PROVIDED TEXT ▸
Damn... I wish I could be had the tempest made here.. kind of jealous now.


----------



## cuber314159 (May 22, 2017)

4Chan said:


> Video is 60% done!
> Will be up on youtube soon!


How long does it take to make a magnetic 3x3x3 if you did it as fast as you possibly could with instant dry glue.


----------



## gavinz (May 23, 2017)

Have you made a magnetic 6x6 or 7x7? Like Yuxin or Qiyi cause they are light for 6x6 and 7x7. Many other 6x6s and 7x7s are like 30g heavier than the Yuxin and Qiyi ones.


----------



## 4Chan (May 23, 2017)

gavinz said:


> Have you made a magnetic 6x6 or 7x7? Like Yuxin or Qiyi cause they are light for 6x6 and 7x7. Many other 6x6s and 7x7s are like 30g heavier than the Yuxin and Qiyi ones.



I've made a magnetic 7x7 before, it was pretty good, I used the WuJi


----------



## JustinTimeCuber (May 23, 2017)

so Lubicle 1 is good


----------



## Underwatercuber (May 23, 2017)

JustinTimeCuber said:


> so Lubicle 1 is good


Heck yea.


----------



## One Wheel (May 23, 2017)

gavinz said:


> Have you made a magnetic 6x6 or 7x7? Like Yuxin or Qiyi cause they are light for 6x6 and 7x7. Many other 6x6s and 7x7s are like 30g heavier than the Yuxin and Qiyi ones.



I've magnetized an Aoshi. I'm not sure if it was worth the work (really difficult to place magnets), but I definitely wouldn't go back to a stock Aoshi now that I have the magnetized one. I would recommend 4x2 n35 for the outer layers, and at least 3x2 n52 for the inner slice, stronger if you can get them, but 4mm doesn't fit in the Aoshi there. I've had an Aofu and a Yufu apart, and it would be possible to magnetize the edges, but the corners are not magnetizeable.



4Chan said:


> I've made a magnetic 7x7 before, it was pretty good, I used the WuJi



I don't suppose you're at liberty to tell which magnets you used for that, are you?


----------



## gavinz (May 23, 2017)

One Wheel said:


> I've magnetized an Aoshi. I'm not sure if it was worth the work (really difficult to place magnets), but I definitely wouldn't go back to a stock Aoshi now that I have the magnetized one. I would recommend 4x2 n35 for the outer layers, and at least 3x2 n52 for the inner slice, stronger if you can get them, but 4mm doesn't fit in the Aoshi there. I've had an Aofu and a Yufu apart, and it would be possible to magnetize the edges, but the corners are not magnetizeable.

GIVEN INFORMATION ▸
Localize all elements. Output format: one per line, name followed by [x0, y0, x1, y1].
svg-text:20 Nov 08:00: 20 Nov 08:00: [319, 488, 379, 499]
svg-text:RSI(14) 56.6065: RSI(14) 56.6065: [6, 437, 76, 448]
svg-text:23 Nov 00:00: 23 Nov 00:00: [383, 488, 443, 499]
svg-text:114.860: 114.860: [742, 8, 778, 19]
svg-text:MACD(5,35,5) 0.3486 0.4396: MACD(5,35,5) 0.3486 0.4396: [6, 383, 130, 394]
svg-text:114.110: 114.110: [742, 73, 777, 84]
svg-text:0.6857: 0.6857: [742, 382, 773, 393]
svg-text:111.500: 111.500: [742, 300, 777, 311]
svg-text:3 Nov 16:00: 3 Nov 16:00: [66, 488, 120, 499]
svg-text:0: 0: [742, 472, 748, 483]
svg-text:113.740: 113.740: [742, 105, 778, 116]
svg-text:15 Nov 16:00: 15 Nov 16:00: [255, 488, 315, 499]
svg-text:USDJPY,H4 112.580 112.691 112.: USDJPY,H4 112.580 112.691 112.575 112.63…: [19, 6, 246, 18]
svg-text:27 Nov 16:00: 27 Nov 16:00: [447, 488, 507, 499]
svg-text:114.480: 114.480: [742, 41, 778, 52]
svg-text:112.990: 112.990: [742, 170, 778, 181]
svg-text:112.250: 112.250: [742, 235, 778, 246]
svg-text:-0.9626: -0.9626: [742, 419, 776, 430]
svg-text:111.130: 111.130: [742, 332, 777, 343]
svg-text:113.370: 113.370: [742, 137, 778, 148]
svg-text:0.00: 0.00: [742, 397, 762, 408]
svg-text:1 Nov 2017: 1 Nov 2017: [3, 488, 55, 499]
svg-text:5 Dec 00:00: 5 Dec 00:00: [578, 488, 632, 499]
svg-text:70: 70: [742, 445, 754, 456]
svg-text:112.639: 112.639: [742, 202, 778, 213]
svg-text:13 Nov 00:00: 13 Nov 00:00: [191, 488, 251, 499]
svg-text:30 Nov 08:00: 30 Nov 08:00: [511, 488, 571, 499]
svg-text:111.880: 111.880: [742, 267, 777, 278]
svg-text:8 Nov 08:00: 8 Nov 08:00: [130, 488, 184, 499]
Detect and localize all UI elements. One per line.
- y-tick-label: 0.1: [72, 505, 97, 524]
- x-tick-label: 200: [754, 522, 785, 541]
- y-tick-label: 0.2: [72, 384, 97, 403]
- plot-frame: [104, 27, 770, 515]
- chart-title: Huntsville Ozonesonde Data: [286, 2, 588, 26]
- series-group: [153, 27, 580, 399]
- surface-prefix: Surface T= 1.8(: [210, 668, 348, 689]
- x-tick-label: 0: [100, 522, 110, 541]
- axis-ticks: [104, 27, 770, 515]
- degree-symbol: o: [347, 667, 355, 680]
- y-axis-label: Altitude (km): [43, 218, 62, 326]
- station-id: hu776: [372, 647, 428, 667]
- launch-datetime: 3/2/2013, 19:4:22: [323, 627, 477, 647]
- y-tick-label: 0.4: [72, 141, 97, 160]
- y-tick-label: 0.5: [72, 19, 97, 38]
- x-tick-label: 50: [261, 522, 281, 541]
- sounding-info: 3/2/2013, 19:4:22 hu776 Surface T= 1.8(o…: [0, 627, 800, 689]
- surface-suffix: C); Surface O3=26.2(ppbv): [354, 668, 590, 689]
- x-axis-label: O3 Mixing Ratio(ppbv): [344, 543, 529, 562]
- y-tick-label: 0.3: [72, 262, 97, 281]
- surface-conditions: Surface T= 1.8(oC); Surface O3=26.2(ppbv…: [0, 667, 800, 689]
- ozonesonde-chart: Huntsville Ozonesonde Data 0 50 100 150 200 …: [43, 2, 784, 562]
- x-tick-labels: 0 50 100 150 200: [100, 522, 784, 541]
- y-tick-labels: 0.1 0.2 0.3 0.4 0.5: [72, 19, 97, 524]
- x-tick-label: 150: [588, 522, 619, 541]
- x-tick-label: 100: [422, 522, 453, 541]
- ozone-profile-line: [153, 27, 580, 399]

PROBLEMS TO SOLVE ▸
1. Summarize the cube-magnetizing thread in two sentences.
2. Pick up the cube-magnetizing thread after its last line and keep it going.
The data above come from a separate source and are unrelated to the cube-magnetizing thread.

TASK ANSWERS ▸
1. In the cube-magnetizing thread, gavinz asks 4Chan about making a magnetic 6x6 or 7x7, noting that many such puzzles are about 30g heavier than the Yuxin and Qiyi ones, and 4Chan replies that a magnetic 7x7 made from the WuJi turned out pretty good. One Wheel describes the hard work of magnetizing an Aoshi, recommends 4x2 n35 magnets for the outer layers and at least 3x2 n52 for the inner slice, and asks 4Chan which magnets went into the 7x7.

2.
> 
> 
> 
> I don't suppose you're at liberty to tell which magnets you used for that, are you?


Chris, please tell us what magnets you use in each cube. I really enjoy putting magnets in cubes more than buying them because it's not fun at all.


----------



## Underwatercuber (May 23, 2017)

gavinz said:


> Chris, please tell us what magnets you use in each cube. I really enjoy putting magnets in cubes more than buying them because it's not fun at all.


He's kind of not allowed


----------



## gavinz (May 23, 2017)

Underwatercuber said:


> He's kind of not allowed


I know rip


----------



## Rcuber123 (May 23, 2017)

Underwatercuber said:


> If/when he leaves he would probably be nice enough to tell us.


He probably still won't be allowed


----------



## JustinTimeCuber (May 23, 2017)

Rcuber123 said:


> He probably still won't be allowed


yeah that's definitely not how it works.


----------



## Rcuber123 (May 23, 2017)

JustinTimeCuber said:


> yeah that's definitely not how it works.


After u leave a company I aren't instantly allowed to tell everyone the company "secrets".


----------



## gavinz (May 23, 2017)

Underwatercuber said:


> If/when he leaves he would probably be nice enough to tell us.


You know that it will go with you and your reputation for keeping a company's secret. It would be harder to get into another job.


----------



## mitja (May 23, 2017)

In my 5x5 I used 4x2 N35. They give very subtile force to mu stickerless qiji, so for 7x7 it would be ok, but if 4mm doesn't fit, the strongest 3x2 N52 is still 17% weaker. I would say, for the cubes that cannot accept 4 mm magnets, you don't gain much by magnetising them. Some stability.


----------



## mitja (May 23, 2017)

If you use two 3x1 N50 magnets toogether it would work nice in a 7x7 and fit small space. But it would be lots of magnets 288.


----------



## One Wheel (May 23, 2017)

mitja said:


> If you use two 3x1 N50 magnets toogether it would work nice in a 7x7 and fit small space. But it would be lots of magnets 288.



This conversation probably belongs in one of the magnets threads rather than the cubicle labs thread, but . . .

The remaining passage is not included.